Filter these entries so that only lines with the word "houses" remain.

....

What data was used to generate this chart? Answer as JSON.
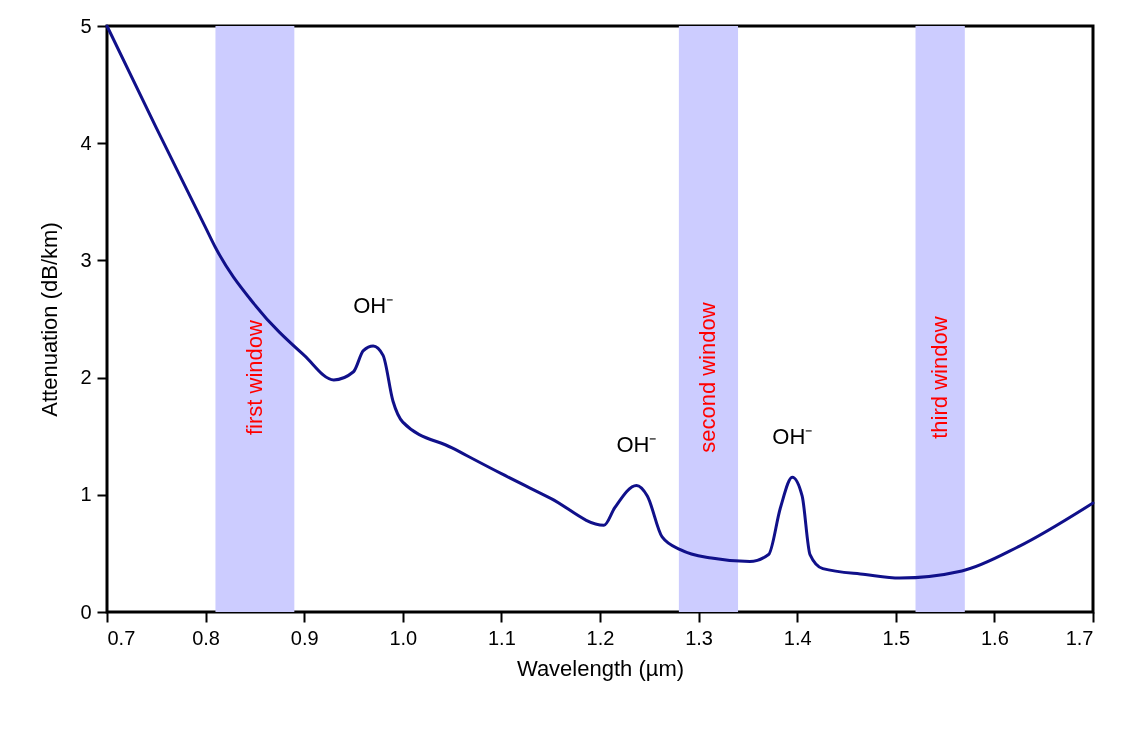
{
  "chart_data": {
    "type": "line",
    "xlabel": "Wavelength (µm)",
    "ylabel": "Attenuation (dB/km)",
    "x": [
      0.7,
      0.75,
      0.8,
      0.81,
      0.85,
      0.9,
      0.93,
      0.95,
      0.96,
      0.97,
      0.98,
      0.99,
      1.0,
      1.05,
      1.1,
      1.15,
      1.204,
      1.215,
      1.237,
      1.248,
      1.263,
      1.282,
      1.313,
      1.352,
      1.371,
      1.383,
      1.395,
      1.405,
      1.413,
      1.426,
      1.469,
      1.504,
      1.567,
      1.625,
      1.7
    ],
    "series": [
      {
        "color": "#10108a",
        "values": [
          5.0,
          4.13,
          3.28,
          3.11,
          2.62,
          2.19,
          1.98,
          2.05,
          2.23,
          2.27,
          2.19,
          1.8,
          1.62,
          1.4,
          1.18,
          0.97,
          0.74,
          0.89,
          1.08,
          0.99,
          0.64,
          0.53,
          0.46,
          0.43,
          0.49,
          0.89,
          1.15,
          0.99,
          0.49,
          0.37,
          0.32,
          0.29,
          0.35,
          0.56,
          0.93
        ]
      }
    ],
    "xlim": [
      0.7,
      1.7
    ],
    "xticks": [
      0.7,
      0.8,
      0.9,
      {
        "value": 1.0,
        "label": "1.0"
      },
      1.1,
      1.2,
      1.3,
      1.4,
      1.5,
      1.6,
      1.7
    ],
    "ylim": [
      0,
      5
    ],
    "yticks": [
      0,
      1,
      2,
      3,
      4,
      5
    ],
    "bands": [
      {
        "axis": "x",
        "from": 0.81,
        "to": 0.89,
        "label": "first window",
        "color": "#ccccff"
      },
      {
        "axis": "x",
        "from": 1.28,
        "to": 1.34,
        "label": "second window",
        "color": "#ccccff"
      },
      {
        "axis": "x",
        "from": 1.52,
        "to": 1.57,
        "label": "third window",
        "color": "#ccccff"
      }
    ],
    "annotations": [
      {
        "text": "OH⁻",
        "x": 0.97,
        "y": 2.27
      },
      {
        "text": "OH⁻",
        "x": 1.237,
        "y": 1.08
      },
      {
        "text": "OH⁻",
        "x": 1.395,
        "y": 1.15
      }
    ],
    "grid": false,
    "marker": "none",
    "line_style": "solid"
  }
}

....

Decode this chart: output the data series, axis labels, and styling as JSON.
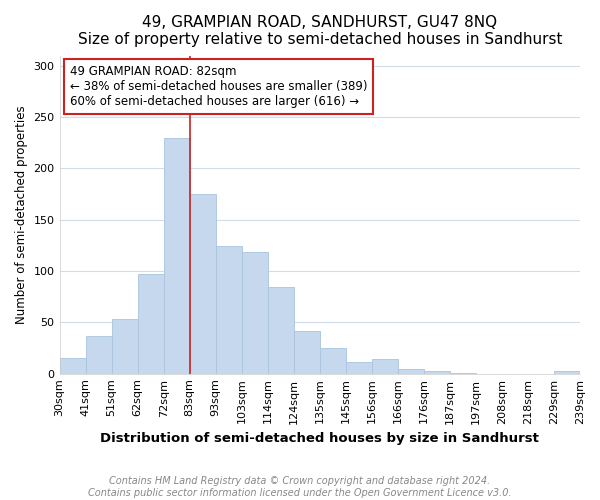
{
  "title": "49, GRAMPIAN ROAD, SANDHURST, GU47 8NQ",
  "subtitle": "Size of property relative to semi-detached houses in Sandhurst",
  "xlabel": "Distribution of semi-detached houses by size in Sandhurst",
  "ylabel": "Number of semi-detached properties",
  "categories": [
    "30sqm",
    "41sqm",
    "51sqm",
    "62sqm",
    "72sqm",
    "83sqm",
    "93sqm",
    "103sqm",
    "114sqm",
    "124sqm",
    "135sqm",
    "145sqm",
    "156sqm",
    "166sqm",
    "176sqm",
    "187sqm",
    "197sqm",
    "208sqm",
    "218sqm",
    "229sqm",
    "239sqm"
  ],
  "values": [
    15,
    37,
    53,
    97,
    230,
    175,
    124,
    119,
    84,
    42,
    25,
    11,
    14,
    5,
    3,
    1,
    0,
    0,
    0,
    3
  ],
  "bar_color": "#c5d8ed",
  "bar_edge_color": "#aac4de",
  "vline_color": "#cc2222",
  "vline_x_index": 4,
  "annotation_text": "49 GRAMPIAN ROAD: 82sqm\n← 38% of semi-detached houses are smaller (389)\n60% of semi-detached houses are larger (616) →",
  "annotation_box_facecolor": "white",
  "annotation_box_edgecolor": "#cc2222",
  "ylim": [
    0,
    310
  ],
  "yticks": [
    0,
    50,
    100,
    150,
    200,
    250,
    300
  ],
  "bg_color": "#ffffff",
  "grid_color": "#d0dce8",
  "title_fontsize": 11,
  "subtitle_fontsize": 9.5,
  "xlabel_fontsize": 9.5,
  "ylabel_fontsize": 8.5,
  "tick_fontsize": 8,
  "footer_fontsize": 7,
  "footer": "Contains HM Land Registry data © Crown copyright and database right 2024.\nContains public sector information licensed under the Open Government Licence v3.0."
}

....

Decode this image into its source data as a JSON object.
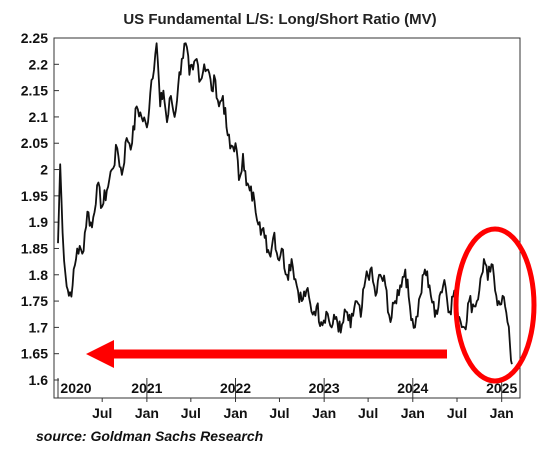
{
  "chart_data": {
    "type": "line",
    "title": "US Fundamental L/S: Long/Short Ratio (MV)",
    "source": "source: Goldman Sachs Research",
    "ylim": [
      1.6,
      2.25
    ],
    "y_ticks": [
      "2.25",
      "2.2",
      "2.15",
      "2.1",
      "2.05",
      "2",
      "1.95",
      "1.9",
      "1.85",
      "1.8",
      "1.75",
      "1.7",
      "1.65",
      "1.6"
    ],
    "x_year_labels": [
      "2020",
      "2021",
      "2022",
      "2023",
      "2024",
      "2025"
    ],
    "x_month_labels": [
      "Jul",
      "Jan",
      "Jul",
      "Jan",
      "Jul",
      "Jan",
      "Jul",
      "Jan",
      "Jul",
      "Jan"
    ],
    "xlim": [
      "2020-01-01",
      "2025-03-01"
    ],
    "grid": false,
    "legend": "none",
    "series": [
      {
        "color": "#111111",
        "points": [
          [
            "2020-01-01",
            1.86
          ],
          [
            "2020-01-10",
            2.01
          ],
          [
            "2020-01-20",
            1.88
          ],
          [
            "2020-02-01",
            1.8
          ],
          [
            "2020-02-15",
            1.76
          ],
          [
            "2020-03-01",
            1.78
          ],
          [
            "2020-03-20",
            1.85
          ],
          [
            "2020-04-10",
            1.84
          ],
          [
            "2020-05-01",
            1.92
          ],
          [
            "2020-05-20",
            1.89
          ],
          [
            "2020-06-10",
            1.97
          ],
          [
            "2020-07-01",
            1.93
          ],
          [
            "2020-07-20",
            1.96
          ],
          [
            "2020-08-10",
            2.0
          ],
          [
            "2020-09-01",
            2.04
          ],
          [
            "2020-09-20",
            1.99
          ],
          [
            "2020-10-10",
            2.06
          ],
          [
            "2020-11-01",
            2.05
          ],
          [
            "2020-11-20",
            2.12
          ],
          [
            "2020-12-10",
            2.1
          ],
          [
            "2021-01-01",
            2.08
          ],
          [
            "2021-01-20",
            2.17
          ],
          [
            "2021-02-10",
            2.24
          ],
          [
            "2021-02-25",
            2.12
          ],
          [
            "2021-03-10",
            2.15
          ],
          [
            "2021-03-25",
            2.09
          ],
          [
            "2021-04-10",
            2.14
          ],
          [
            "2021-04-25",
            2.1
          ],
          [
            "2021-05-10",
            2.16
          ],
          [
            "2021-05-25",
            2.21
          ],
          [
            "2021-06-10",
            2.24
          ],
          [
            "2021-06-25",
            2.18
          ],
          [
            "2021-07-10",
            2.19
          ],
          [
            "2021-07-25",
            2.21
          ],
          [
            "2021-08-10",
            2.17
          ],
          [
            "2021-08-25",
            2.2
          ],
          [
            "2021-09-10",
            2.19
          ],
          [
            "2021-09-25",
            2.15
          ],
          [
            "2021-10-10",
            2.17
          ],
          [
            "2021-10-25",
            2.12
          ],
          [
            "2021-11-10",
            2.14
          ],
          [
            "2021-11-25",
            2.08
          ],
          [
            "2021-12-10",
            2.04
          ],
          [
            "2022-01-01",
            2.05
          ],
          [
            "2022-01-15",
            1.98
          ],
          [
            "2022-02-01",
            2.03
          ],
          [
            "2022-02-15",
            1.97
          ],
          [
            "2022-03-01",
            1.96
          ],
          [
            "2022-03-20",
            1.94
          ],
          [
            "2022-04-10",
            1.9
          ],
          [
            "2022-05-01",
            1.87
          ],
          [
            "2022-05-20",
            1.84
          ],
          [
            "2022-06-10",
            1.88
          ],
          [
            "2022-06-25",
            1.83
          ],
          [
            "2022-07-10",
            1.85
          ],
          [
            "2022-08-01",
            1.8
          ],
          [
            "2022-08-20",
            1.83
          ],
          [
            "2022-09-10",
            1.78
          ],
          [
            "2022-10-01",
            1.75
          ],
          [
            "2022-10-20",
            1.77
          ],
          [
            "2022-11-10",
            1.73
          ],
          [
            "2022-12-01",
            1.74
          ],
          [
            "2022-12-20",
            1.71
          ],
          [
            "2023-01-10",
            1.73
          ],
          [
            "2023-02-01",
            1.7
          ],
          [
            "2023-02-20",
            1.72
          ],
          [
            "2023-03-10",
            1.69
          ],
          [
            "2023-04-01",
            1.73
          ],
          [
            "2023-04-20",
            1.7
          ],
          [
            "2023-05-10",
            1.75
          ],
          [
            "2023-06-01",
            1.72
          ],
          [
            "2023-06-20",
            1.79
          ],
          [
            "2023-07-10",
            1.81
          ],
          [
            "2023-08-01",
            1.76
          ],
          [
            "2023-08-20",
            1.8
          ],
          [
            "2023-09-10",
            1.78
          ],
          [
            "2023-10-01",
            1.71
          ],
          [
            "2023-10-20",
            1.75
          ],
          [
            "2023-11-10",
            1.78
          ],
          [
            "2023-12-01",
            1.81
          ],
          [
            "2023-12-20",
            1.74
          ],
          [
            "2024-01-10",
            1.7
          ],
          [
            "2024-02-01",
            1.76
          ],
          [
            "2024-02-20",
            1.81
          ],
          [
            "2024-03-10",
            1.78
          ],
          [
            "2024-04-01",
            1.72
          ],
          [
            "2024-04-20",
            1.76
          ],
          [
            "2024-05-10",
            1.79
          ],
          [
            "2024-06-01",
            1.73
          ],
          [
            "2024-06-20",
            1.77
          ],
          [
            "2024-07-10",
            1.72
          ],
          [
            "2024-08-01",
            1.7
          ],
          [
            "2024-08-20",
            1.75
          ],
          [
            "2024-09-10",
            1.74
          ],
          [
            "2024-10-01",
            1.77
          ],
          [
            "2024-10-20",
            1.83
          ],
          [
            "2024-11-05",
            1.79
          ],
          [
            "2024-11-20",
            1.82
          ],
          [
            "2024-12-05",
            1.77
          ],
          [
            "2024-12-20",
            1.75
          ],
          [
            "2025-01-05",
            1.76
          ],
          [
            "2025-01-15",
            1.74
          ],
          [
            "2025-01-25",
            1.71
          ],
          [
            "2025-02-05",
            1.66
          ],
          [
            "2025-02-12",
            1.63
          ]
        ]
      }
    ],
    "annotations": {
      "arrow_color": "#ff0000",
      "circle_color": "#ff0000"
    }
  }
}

....

ANSWER TO THIS PROBLEM:
  "subtitle": "Size of property relative to semi-detached houses in Sandhurst",
  "xlabel": "Distribution of semi-detached houses by size in Sandhurst",
  "annotation_text": "49 GRAMPIAN ROAD: 82sqm\n← 38% of semi-detached houses are smaller (389)\n60% of semi-detached houses are larger (616) →",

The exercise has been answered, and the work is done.